* **Stored data entries**
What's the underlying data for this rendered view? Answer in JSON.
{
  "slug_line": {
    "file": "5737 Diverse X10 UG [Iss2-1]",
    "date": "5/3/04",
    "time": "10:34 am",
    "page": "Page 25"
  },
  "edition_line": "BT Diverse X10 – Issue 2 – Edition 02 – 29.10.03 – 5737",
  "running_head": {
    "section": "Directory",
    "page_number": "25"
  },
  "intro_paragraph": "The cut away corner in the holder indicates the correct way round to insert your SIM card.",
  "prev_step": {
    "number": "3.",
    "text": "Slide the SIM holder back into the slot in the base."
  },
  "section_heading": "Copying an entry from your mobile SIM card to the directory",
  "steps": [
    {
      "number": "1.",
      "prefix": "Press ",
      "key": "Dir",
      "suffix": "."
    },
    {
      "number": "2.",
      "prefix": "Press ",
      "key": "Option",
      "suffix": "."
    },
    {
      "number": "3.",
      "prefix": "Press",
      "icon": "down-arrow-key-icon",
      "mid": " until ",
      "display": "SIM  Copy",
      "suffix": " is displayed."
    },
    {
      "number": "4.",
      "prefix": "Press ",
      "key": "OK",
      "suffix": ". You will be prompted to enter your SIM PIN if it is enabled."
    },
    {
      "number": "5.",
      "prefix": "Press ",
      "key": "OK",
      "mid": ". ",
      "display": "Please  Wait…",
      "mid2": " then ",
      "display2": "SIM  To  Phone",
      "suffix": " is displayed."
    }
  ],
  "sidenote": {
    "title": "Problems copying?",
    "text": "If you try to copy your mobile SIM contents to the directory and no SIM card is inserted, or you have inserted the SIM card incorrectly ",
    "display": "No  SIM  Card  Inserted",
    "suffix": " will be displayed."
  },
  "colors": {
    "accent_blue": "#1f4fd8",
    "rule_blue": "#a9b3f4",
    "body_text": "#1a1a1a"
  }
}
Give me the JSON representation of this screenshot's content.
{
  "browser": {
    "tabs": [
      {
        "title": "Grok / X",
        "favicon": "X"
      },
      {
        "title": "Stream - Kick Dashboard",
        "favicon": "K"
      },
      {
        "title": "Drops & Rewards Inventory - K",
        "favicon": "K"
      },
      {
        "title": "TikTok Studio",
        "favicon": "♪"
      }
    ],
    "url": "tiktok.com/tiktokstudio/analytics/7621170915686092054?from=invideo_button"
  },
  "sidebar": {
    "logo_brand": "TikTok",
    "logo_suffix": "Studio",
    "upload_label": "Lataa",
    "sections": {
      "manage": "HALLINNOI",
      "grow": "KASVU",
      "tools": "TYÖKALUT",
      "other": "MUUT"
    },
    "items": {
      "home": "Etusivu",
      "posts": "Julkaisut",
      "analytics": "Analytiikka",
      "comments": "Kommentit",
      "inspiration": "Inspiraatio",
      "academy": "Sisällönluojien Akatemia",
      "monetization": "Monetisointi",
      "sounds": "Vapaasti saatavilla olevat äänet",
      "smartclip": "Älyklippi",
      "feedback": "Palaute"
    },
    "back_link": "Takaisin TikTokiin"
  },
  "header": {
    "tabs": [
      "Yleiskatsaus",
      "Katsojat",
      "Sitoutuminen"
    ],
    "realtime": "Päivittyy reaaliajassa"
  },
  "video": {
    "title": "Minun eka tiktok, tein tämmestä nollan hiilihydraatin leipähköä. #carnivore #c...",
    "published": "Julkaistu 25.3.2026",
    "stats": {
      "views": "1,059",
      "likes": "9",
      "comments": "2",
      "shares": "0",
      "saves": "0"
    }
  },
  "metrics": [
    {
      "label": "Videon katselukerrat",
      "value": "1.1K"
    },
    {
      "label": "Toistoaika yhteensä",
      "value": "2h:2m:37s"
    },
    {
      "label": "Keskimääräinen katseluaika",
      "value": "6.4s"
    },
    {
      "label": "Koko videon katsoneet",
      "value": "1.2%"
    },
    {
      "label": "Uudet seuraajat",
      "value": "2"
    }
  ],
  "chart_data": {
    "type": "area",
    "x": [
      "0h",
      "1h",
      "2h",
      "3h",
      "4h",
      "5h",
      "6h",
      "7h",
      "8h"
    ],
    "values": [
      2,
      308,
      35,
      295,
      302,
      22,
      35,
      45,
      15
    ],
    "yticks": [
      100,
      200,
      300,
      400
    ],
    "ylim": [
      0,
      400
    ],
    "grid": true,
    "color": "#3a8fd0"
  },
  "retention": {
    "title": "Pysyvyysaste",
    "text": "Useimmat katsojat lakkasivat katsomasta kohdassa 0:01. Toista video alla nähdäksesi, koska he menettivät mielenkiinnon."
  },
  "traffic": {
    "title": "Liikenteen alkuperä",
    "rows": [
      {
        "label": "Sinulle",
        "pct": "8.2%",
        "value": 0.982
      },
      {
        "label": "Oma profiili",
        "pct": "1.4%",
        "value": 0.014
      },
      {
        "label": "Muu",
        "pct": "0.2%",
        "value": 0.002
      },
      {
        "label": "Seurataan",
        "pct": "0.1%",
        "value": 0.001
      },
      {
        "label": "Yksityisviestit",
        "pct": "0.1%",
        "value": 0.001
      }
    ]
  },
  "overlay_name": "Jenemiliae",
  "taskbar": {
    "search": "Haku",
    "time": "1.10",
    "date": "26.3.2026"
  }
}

* **What you have to do**
Please repeat the material above, word for word and in full.

* **Result**
What's the underlying data for this rendered view? Answer in JSON.
{
  "slug_line": {
    "file": "5737 Diverse X10 UG [Iss2-1]",
    "date": "5/3/04",
    "time": "10:34 am",
    "page": "Page 25"
  },
  "edition_line": "BT Diverse X10 – Issue 2 – Edition 02 – 29.10.03 – 5737",
  "running_head": {
    "section": "Directory",
    "page_number": "25"
  },
  "intro_paragraph": "The cut away corner in the holder indicates the correct way round to insert your SIM card.",
  "prev_step": {
    "number": "3.",
    "text": "Slide the SIM holder back into the slot in the base."
  },
  "section_heading": "Copying an entry from your mobile SIM card to the directory",
  "steps": [
    {
      "number": "1.",
      "prefix": "Press ",
      "key": "Dir",
      "suffix": "."
    },
    {
      "number": "2.",
      "prefix": "Press ",
      "key": "Option",
      "suffix": "."
    },
    {
      "number": "3.",
      "prefix": "Press",
      "icon": "down-arrow-key-icon",
      "mid": " until ",
      "display": "SIM  Copy",
      "suffix": " is displayed."
    },
    {
      "number": "4.",
      "prefix": "Press ",
      "key": "OK",
      "suffix": ". You will be prompted to enter your SIM PIN if it is enabled."
    },
    {
      "number": "5.",
      "prefix": "Press ",
      "key": "OK",
      "mid": ". ",
      "display": "Please  Wait…",
      "mid2": " then ",
      "display2": "SIM  To  Phone",
      "suffix": " is displayed."
    }
  ],
  "sidenote": {
    "title": "Problems copying?",
    "text": "If you try to copy your mobile SIM contents to the directory and no SIM card is inserted, or you have inserted the SIM card incorrectly ",
    "display": "No  SIM  Card  Inserted",
    "suffix": " will be displayed."
  },
  "colors": {
    "accent_blue": "#1f4fd8",
    "rule_blue": "#a9b3f4",
    "body_text": "#1a1a1a"
  }
}
Give me the JSON representation of this screenshot's content.
{
  "browser": {
    "tabs": [
      {
        "title": "Grok / X",
        "favicon": "X"
      },
      {
        "title": "Stream - Kick Dashboard",
        "favicon": "K"
      },
      {
        "title": "Drops & Rewards Inventory - K",
        "favicon": "K"
      },
      {
        "title": "TikTok Studio",
        "favicon": "♪"
      }
    ],
    "url": "tiktok.com/tiktokstudio/analytics/7621170915686092054?from=invideo_button"
  },
  "sidebar": {
    "logo_brand": "TikTok",
    "logo_suffix": "Studio",
    "upload_label": "Lataa",
    "sections": {
      "manage": "HALLINNOI",
      "grow": "KASVU",
      "tools": "TYÖKALUT",
      "other": "MUUT"
    },
    "items": {
      "home": "Etusivu",
      "posts": "Julkaisut",
      "analytics": "Analytiikka",
      "comments": "Kommentit",
      "inspiration": "Inspiraatio",
      "academy": "Sisällönluojien Akatemia",
      "monetization": "Monetisointi",
      "sounds": "Vapaasti saatavilla olevat äänet",
      "smartclip": "Älyklippi",
      "feedback": "Palaute"
    },
    "back_link": "Takaisin TikTokiin"
  },
  "header": {
    "tabs": [
      "Yleiskatsaus",
      "Katsojat",
      "Sitoutuminen"
    ],
    "realtime": "Päivittyy reaaliajassa"
  },
  "video": {
    "title": "Minun eka tiktok, tein tämmestä nollan hiilihydraatin leipähköä. #carnivore #c...",
    "published": "Julkaistu 25.3.2026",
    "stats": {
      "views": "1,059",
      "likes": "9",
      "comments": "2",
      "shares": "0",
      "saves": "0"
    }
  },
  "metrics": [
    {
      "label": "Videon katselukerrat",
      "value": "1.1K"
    },
    {
      "label": "Toistoaika yhteensä",
      "value": "2h:2m:37s"
    },
    {
      "label": "Keskimääräinen katseluaika",
      "value": "6.4s"
    },
    {
      "label": "Koko videon katsoneet",
      "value": "1.2%"
    },
    {
      "label": "Uudet seuraajat",
      "value": "2"
    }
  ],
  "chart_data": {
    "type": "area",
    "x": [
      "0h",
      "1h",
      "2h",
      "3h",
      "4h",
      "5h",
      "6h",
      "7h",
      "8h"
    ],
    "values": [
      2,
      308,
      35,
      295,
      302,
      22,
      35,
      45,
      15
    ],
    "yticks": [
      100,
      200,
      300,
      400
    ],
    "ylim": [
      0,
      400
    ],
    "grid": true,
    "color": "#3a8fd0"
  },
  "retention": {
    "title": "Pysyvyysaste",
    "text": "Useimmat katsojat lakkasivat katsomasta kohdassa 0:01. Toista video alla nähdäksesi, koska he menettivät mielenkiinnon."
  },
  "traffic": {
    "title": "Liikenteen alkuperä",
    "rows": [
      {
        "label": "Sinulle",
        "pct": "8.2%",
        "value": 0.982
      },
      {
        "label": "Oma profiili",
        "pct": "1.4%",
        "value": 0.014
      },
      {
        "label": "Muu",
        "pct": "0.2%",
        "value": 0.002
      },
      {
        "label": "Seurataan",
        "pct": "0.1%",
        "value": 0.001
      },
      {
        "label": "Yksityisviestit",
        "pct": "0.1%",
        "value": 0.001
      }
    ]
  },
  "overlay_name": "Jenemiliae",
  "taskbar": {
    "search": "Haku",
    "time": "1.10",
    "date": "26.3.2026"
  }
}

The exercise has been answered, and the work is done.